DIRECTION -
Quote every line as written. Omit pictures.

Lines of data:
+-------+

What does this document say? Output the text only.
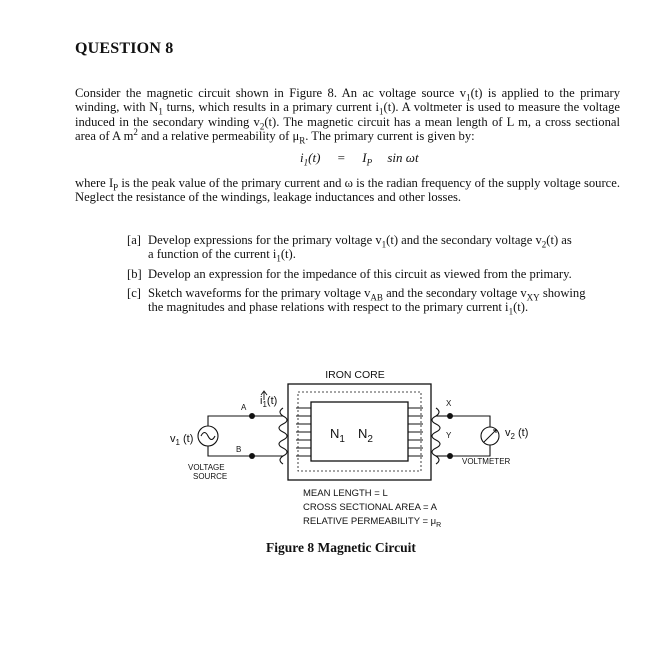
QUESTION 8

Consider the magnetic circuit shown in Figure 8. An ac voltage source $v_1(t)$ is applied to the primary winding, with $N_1$ turns, which results in a primary current $i_1(t)$. A voltmeter is used to measure the voltage induced in the secondary winding $v_2(t)$. The magnetic circuit has a mean length of L m, a cross sectional area of A $m^2$ and a relative permeability of $\mu_R$. The primary current is given by:

$i_1(t) = I_P$ sin ωt

where $I_P$ is the peak value of the primary current and ω is the radian frequency of the supply voltage source. Neglect the resistance of the windings, leakage inductances and other losses.

[a] Develop expressions for the primary voltage $v_1(t)$ and the secondary voltage $v_2(t)$ as
a function of the current $i_1(t)$.
[b] Develop an expression for the impedance of this circuit as viewed from the primary.
[c] Sketch waveforms for the primary voltage $v_{AB}$ and the secondary voltage $v_{XY}$ showing
the magnitudes and phase relations with respect to the primary current $i_1(t)$.
IRON CORE
$N_1$ $N_2$
A
B
$i_1(t)$
$v_1$ (t)
VOLTAGE
SOURCE
X
Y	$v_2$ (t)
VOLTMETER
MEAN LENGTH = L
CROSS SECTIONAL AREA = A
RELATIVE PERMEABILITY = $\mu_R$
Figure 8 Magnetic Circuit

+-------+

SOLUTION FOR THIS PROBLEM -
What does this document say? Output the text only.
QUESTION 8

Consider the magnetic circuit shown in Figure 8. An ac voltage source $v_1(t)$ is applied to the primary winding, with $N_1$ turns, which results in a primary current $i_1(t)$. A voltmeter is used to measure the voltage induced in the secondary winding $v_2(t)$. The magnetic circuit has a mean length of L m, a cross sectional area of A $m^2$ and a relative permeability of $\mu_R$. The primary current is given by:

$i_1(t) = I_P$ sin ωt

where $I_P$ is the peak value of the primary current and ω is the radian frequency of the supply voltage source. Neglect the resistance of the windings, leakage inductances and other losses.

[a] Develop expressions for the primary voltage $v_1(t)$ and the secondary voltage $v_2(t)$ as
a function of the current $i_1(t)$.
[b] Develop an expression for the impedance of this circuit as viewed from the primary.
[c] Sketch waveforms for the primary voltage $v_{AB}$ and the secondary voltage $v_{XY}$ showing
the magnitudes and phase relations with respect to the primary current $i_1(t)$.
IRON CORE
$N_1$ $N_2$
A
B
$i_1(t)$
$v_1$ (t)
VOLTAGE
SOURCE
X
Y	$v_2$ (t)
VOLTMETER
MEAN LENGTH = L
CROSS SECTIONAL AREA = A
RELATIVE PERMEABILITY = $\mu_R$
Figure 8 Magnetic Circuit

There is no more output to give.